(Data records)
-- Begin --

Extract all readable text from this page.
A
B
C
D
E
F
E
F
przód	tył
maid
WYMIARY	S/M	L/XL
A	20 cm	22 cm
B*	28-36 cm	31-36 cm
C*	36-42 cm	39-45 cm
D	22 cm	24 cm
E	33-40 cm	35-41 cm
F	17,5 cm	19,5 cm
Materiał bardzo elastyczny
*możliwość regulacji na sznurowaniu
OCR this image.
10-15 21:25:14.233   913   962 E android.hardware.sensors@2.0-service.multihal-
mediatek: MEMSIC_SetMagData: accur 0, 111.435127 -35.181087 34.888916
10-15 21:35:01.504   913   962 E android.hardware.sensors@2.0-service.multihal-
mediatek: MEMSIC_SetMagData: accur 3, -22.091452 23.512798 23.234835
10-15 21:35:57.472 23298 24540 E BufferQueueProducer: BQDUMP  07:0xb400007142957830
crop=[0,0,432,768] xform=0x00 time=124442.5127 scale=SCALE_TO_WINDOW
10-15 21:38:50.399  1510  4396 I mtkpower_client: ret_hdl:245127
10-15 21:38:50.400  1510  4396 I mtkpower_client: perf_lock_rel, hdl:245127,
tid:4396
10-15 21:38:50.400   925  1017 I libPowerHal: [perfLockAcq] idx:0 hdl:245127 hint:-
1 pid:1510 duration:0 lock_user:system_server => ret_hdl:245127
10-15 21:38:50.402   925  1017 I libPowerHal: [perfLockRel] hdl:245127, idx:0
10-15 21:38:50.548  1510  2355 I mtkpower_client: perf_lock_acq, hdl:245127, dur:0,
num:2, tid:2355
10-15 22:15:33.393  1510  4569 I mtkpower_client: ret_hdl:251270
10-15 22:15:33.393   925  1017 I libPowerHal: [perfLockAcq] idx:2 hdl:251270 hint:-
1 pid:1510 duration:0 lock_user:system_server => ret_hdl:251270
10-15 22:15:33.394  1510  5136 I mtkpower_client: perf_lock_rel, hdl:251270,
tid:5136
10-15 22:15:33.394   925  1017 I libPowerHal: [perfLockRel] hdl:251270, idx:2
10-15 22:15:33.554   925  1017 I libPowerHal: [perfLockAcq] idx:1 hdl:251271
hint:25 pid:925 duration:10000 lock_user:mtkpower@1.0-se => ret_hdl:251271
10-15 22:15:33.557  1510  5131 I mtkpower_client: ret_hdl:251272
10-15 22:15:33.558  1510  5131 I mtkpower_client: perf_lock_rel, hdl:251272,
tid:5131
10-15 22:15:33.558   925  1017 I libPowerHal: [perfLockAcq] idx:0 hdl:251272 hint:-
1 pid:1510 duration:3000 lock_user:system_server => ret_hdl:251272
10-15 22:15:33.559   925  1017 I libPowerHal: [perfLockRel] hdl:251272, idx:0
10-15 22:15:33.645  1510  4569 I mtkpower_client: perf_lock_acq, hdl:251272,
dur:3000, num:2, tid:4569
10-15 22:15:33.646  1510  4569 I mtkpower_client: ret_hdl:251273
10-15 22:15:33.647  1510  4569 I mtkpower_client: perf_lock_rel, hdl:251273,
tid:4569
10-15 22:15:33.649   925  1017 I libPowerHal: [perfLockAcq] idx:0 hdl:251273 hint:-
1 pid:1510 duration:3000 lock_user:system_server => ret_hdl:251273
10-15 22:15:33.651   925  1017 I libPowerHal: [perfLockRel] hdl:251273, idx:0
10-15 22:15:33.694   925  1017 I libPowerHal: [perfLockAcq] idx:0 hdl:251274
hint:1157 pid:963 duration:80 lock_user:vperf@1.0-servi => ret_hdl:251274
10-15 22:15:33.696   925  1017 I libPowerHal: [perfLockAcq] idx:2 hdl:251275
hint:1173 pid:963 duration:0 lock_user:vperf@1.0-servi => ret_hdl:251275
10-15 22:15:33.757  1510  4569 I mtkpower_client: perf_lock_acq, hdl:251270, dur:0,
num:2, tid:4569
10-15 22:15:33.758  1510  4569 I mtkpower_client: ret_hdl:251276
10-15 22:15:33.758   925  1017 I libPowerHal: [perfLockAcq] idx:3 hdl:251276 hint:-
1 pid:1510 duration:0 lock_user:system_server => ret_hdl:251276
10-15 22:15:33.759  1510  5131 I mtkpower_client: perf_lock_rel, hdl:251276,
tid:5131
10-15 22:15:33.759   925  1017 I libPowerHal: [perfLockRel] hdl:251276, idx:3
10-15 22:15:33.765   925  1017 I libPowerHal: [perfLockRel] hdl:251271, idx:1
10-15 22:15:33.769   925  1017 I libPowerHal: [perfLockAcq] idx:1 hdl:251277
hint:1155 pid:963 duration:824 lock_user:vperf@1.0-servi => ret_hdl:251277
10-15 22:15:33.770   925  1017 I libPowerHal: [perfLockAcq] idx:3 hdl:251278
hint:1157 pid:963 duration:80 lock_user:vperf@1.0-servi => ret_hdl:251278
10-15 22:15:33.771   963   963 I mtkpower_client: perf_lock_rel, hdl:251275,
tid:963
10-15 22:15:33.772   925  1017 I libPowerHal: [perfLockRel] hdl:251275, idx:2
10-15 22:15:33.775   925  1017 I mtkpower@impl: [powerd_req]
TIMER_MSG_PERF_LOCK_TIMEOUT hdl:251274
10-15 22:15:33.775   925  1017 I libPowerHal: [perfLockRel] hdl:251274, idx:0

-- End --

§ AIM: Without leaving anything out, quote all the data.

§ RESPONSE BELOW:
Extract all readable text from this page.
A
B
C
D
E
F
E
F
przód	tył
maid
WYMIARY	S/M	L/XL
A	20 cm	22 cm
B*	28-36 cm	31-36 cm
C*	36-42 cm	39-45 cm
D	22 cm	24 cm
E	33-40 cm	35-41 cm
F	17,5 cm	19,5 cm
Materiał bardzo elastyczny
*możliwość regulacji na sznurowaniu
OCR this image.
10-15 21:25:14.233   913   962 E android.hardware.sensors@2.0-service.multihal-
mediatek: MEMSIC_SetMagData: accur 0, 111.435127 -35.181087 34.888916
10-15 21:35:01.504   913   962 E android.hardware.sensors@2.0-service.multihal-
mediatek: MEMSIC_SetMagData: accur 3, -22.091452 23.512798 23.234835
10-15 21:35:57.472 23298 24540 E BufferQueueProducer: BQDUMP  07:0xb400007142957830
crop=[0,0,432,768] xform=0x00 time=124442.5127 scale=SCALE_TO_WINDOW
10-15 21:38:50.399  1510  4396 I mtkpower_client: ret_hdl:245127
10-15 21:38:50.400  1510  4396 I mtkpower_client: perf_lock_rel, hdl:245127,
tid:4396
10-15 21:38:50.400   925  1017 I libPowerHal: [perfLockAcq] idx:0 hdl:245127 hint:-
1 pid:1510 duration:0 lock_user:system_server => ret_hdl:245127
10-15 21:38:50.402   925  1017 I libPowerHal: [perfLockRel] hdl:245127, idx:0
10-15 21:38:50.548  1510  2355 I mtkpower_client: perf_lock_acq, hdl:245127, dur:0,
num:2, tid:2355
10-15 22:15:33.393  1510  4569 I mtkpower_client: ret_hdl:251270
10-15 22:15:33.393   925  1017 I libPowerHal: [perfLockAcq] idx:2 hdl:251270 hint:-
1 pid:1510 duration:0 lock_user:system_server => ret_hdl:251270
10-15 22:15:33.394  1510  5136 I mtkpower_client: perf_lock_rel, hdl:251270,
tid:5136
10-15 22:15:33.394   925  1017 I libPowerHal: [perfLockRel] hdl:251270, idx:2
10-15 22:15:33.554   925  1017 I libPowerHal: [perfLockAcq] idx:1 hdl:251271
hint:25 pid:925 duration:10000 lock_user:mtkpower@1.0-se => ret_hdl:251271
10-15 22:15:33.557  1510  5131 I mtkpower_client: ret_hdl:251272
10-15 22:15:33.558  1510  5131 I mtkpower_client: perf_lock_rel, hdl:251272,
tid:5131
10-15 22:15:33.558   925  1017 I libPowerHal: [perfLockAcq] idx:0 hdl:251272 hint:-
1 pid:1510 duration:3000 lock_user:system_server => ret_hdl:251272
10-15 22:15:33.559   925  1017 I libPowerHal: [perfLockRel] hdl:251272, idx:0
10-15 22:15:33.645  1510  4569 I mtkpower_client: perf_lock_acq, hdl:251272,
dur:3000, num:2, tid:4569
10-15 22:15:33.646  1510  4569 I mtkpower_client: ret_hdl:251273
10-15 22:15:33.647  1510  4569 I mtkpower_client: perf_lock_rel, hdl:251273,
tid:4569
10-15 22:15:33.649   925  1017 I libPowerHal: [perfLockAcq] idx:0 hdl:251273 hint:-
1 pid:1510 duration:3000 lock_user:system_server => ret_hdl:251273
10-15 22:15:33.651   925  1017 I libPowerHal: [perfLockRel] hdl:251273, idx:0
10-15 22:15:33.694   925  1017 I libPowerHal: [perfLockAcq] idx:0 hdl:251274
hint:1157 pid:963 duration:80 lock_user:vperf@1.0-servi => ret_hdl:251274
10-15 22:15:33.696   925  1017 I libPowerHal: [perfLockAcq] idx:2 hdl:251275
hint:1173 pid:963 duration:0 lock_user:vperf@1.0-servi => ret_hdl:251275
10-15 22:15:33.757  1510  4569 I mtkpower_client: perf_lock_acq, hdl:251270, dur:0,
num:2, tid:4569
10-15 22:15:33.758  1510  4569 I mtkpower_client: ret_hdl:251276
10-15 22:15:33.758   925  1017 I libPowerHal: [perfLockAcq] idx:3 hdl:251276 hint:-
1 pid:1510 duration:0 lock_user:system_server => ret_hdl:251276
10-15 22:15:33.759  1510  5131 I mtkpower_client: perf_lock_rel, hdl:251276,
tid:5131
10-15 22:15:33.759   925  1017 I libPowerHal: [perfLockRel] hdl:251276, idx:3
10-15 22:15:33.765   925  1017 I libPowerHal: [perfLockRel] hdl:251271, idx:1
10-15 22:15:33.769   925  1017 I libPowerHal: [perfLockAcq] idx:1 hdl:251277
hint:1155 pid:963 duration:824 lock_user:vperf@1.0-servi => ret_hdl:251277
10-15 22:15:33.770   925  1017 I libPowerHal: [perfLockAcq] idx:3 hdl:251278
hint:1157 pid:963 duration:80 lock_user:vperf@1.0-servi => ret_hdl:251278
10-15 22:15:33.771   963   963 I mtkpower_client: perf_lock_rel, hdl:251275,
tid:963
10-15 22:15:33.772   925  1017 I libPowerHal: [perfLockRel] hdl:251275, idx:2
10-15 22:15:33.775   925  1017 I mtkpower@impl: [powerd_req]
TIMER_MSG_PERF_LOCK_TIMEOUT hdl:251274
10-15 22:15:33.775   925  1017 I libPowerHal: [perfLockRel] hdl:251274, idx:0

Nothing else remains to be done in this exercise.